[REQUEST] Go through the material and tally the lines containing the string "服务单号". Give the total alone.

## BEGIN

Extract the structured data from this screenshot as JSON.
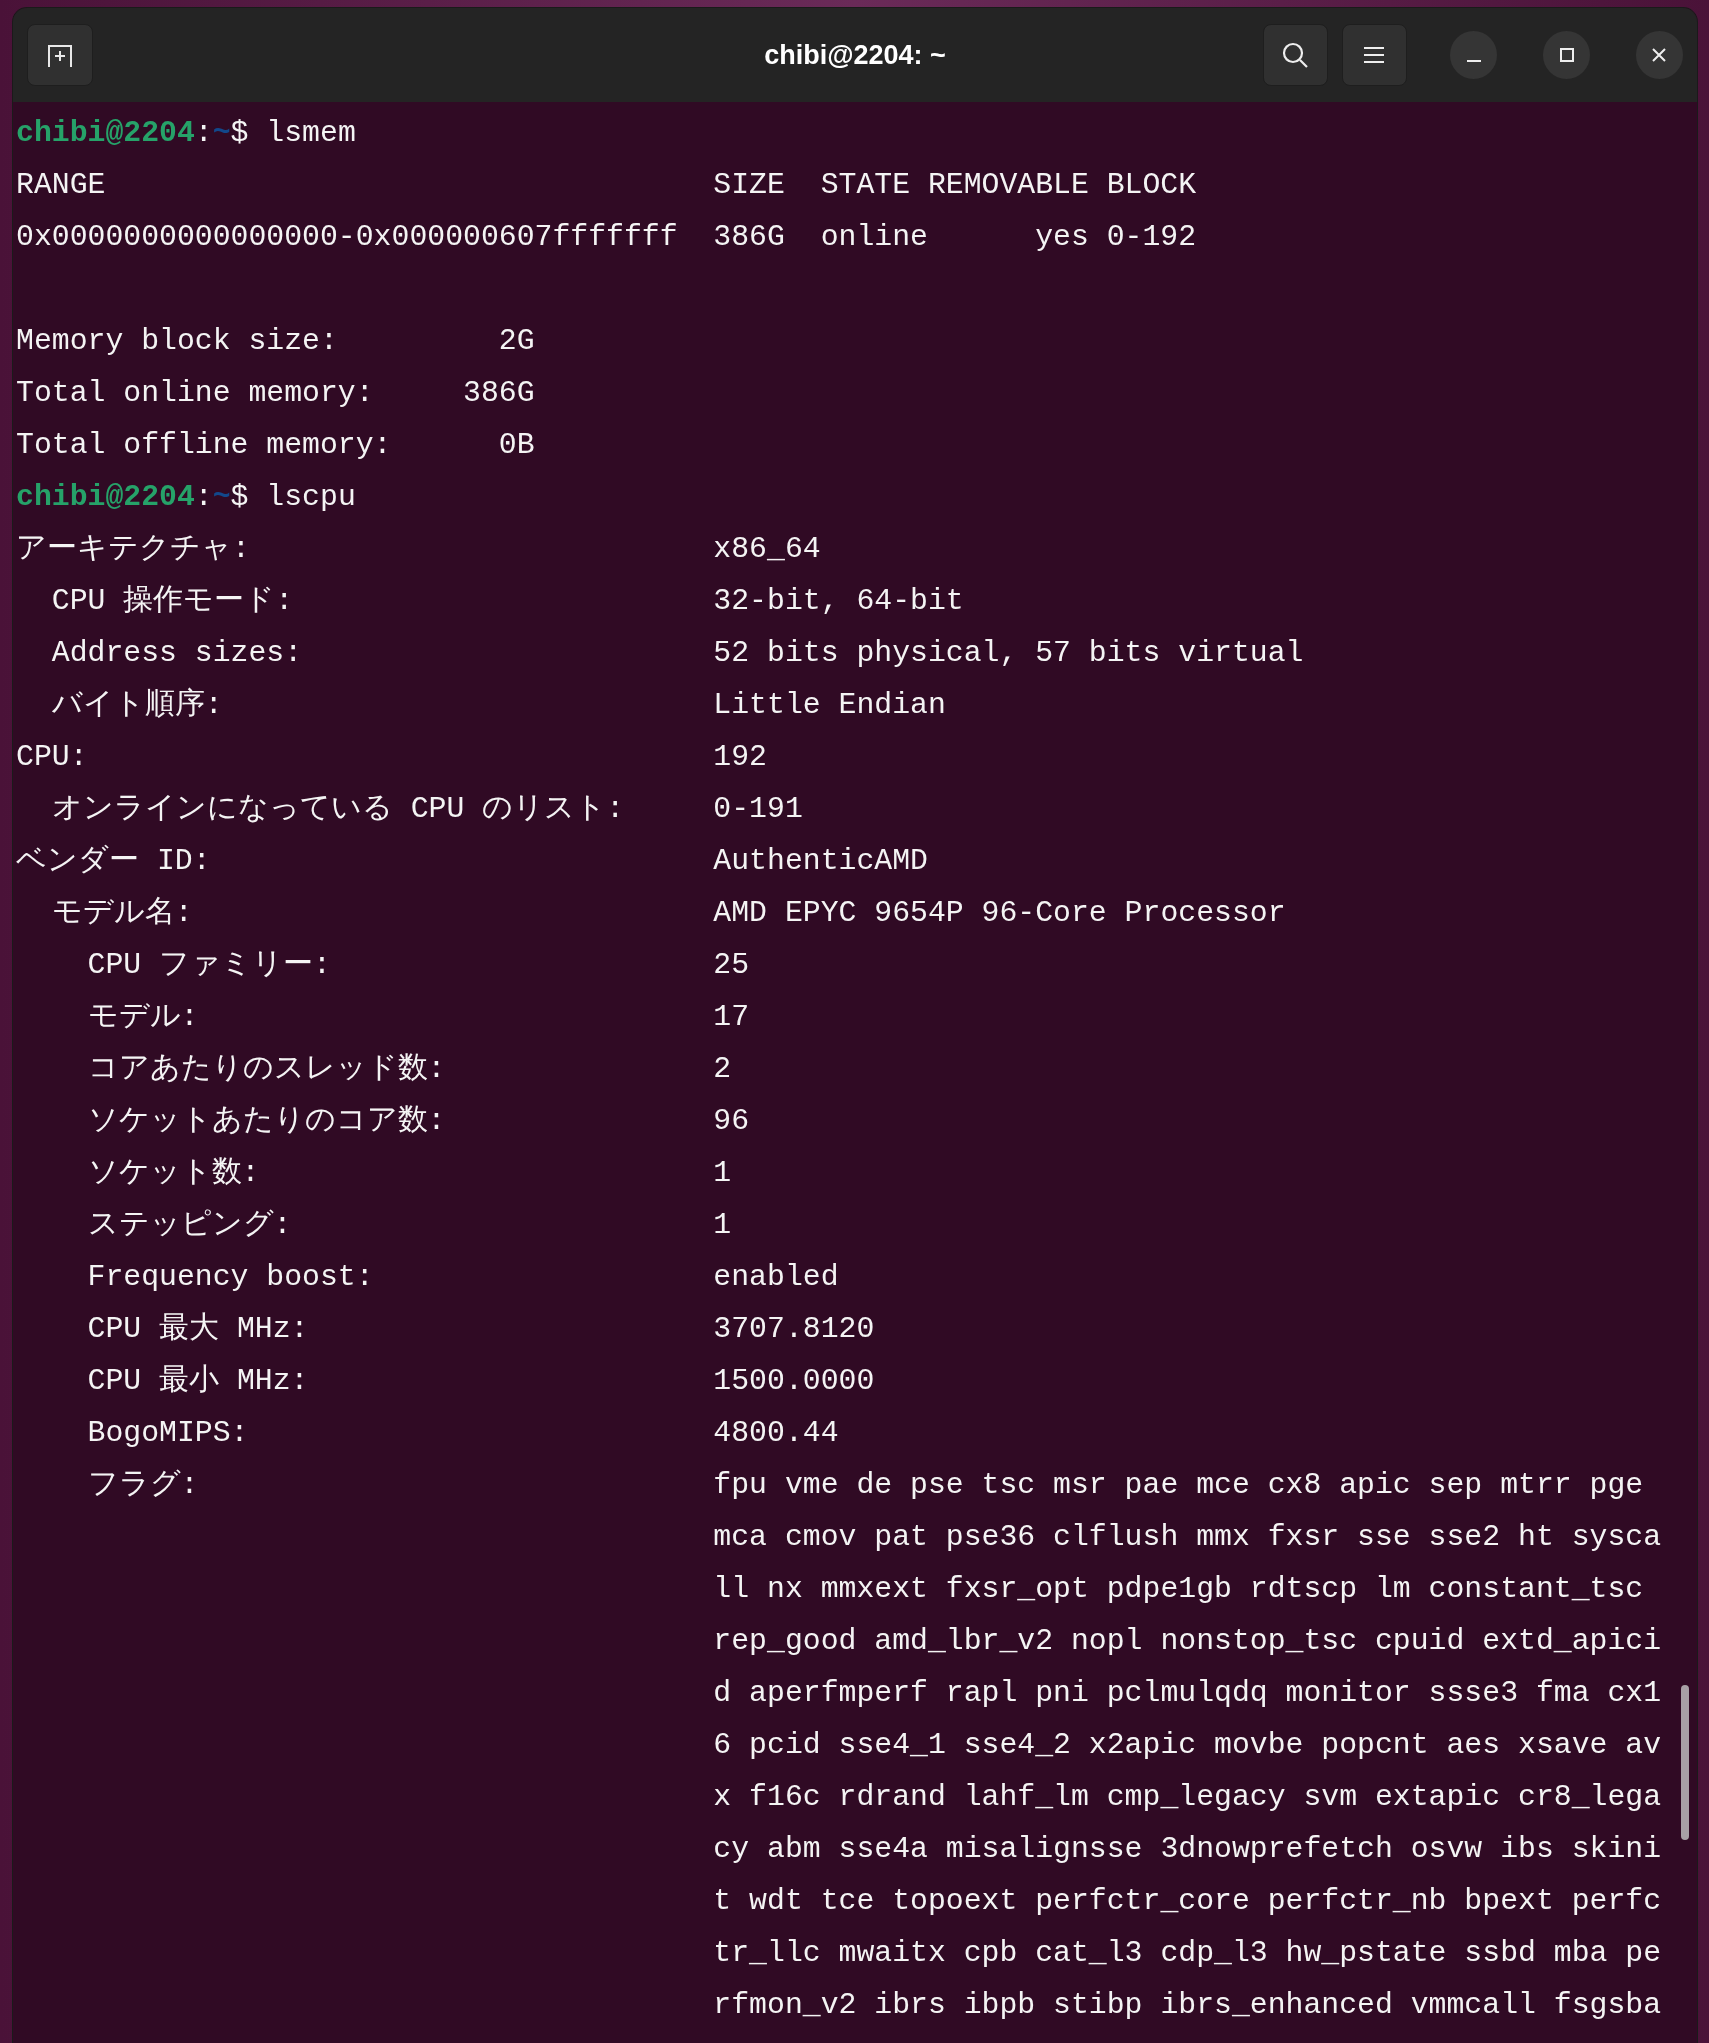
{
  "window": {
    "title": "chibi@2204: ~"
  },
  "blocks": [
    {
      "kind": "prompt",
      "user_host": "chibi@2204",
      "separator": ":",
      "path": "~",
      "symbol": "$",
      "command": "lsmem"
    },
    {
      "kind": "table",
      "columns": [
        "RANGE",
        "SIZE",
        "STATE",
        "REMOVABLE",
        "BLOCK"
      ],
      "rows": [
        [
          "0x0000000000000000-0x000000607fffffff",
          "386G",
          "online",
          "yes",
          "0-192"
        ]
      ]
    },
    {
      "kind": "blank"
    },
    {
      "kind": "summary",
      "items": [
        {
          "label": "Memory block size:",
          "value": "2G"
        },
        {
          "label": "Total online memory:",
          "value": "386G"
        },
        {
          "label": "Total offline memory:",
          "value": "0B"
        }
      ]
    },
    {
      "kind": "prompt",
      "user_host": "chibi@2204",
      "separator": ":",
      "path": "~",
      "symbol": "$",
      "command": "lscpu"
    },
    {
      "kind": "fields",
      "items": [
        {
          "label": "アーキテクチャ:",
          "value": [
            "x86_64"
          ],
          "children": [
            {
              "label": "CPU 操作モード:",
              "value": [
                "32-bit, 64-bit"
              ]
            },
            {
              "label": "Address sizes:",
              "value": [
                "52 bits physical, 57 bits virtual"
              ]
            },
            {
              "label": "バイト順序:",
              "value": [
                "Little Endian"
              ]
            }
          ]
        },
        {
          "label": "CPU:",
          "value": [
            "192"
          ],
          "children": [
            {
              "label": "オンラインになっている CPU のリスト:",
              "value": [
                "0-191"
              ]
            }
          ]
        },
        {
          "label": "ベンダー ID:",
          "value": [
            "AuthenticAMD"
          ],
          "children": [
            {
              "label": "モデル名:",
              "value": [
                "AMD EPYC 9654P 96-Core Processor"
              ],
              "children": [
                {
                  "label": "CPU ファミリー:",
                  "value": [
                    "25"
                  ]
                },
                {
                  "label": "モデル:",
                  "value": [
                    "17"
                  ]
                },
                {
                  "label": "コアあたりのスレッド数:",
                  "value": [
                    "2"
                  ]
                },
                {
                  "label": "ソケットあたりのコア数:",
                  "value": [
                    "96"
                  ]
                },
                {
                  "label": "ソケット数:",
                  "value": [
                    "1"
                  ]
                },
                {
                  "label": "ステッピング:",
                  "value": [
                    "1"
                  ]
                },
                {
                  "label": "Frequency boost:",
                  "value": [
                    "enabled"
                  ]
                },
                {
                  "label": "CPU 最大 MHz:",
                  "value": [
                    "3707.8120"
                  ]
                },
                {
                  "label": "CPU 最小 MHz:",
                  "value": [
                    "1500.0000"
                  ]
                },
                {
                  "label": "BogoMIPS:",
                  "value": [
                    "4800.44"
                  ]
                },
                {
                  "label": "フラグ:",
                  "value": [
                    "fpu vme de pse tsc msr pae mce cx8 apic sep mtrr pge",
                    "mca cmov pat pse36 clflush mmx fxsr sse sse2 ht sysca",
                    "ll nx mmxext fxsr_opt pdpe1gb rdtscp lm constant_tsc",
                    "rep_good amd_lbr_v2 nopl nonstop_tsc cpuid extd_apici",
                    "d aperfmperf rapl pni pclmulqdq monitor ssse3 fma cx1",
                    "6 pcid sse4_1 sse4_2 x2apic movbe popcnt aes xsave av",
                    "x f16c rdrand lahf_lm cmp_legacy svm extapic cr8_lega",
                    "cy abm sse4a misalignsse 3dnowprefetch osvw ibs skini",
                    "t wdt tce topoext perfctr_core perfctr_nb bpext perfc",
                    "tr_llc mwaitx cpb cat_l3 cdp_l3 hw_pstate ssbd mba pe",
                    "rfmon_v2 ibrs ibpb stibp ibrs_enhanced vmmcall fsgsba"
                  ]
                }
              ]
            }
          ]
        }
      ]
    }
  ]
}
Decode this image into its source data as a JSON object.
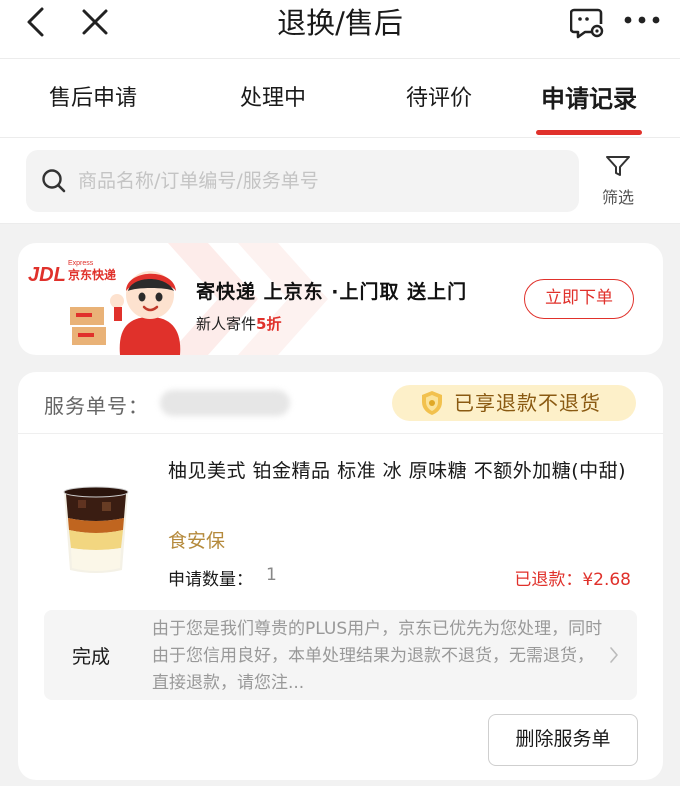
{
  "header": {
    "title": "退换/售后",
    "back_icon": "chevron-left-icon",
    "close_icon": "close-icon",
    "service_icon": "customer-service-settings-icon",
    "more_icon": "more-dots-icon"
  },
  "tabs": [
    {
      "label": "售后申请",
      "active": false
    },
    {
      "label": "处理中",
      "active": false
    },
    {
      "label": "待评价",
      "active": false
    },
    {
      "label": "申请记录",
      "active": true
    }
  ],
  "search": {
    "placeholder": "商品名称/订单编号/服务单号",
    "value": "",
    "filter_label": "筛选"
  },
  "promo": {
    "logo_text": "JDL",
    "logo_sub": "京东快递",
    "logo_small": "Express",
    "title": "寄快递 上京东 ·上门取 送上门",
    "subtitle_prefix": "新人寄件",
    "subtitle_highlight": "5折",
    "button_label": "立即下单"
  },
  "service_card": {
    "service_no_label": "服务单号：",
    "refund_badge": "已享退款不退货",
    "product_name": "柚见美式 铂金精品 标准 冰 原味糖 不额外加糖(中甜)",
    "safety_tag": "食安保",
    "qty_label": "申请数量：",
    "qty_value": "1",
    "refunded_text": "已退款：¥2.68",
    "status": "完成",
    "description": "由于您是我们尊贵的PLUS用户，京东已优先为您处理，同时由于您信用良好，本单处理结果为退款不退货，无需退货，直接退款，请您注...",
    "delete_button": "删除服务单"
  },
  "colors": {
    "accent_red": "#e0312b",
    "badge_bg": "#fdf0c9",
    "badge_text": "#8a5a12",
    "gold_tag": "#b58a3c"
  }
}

## END

[CORRECT RESULT] 2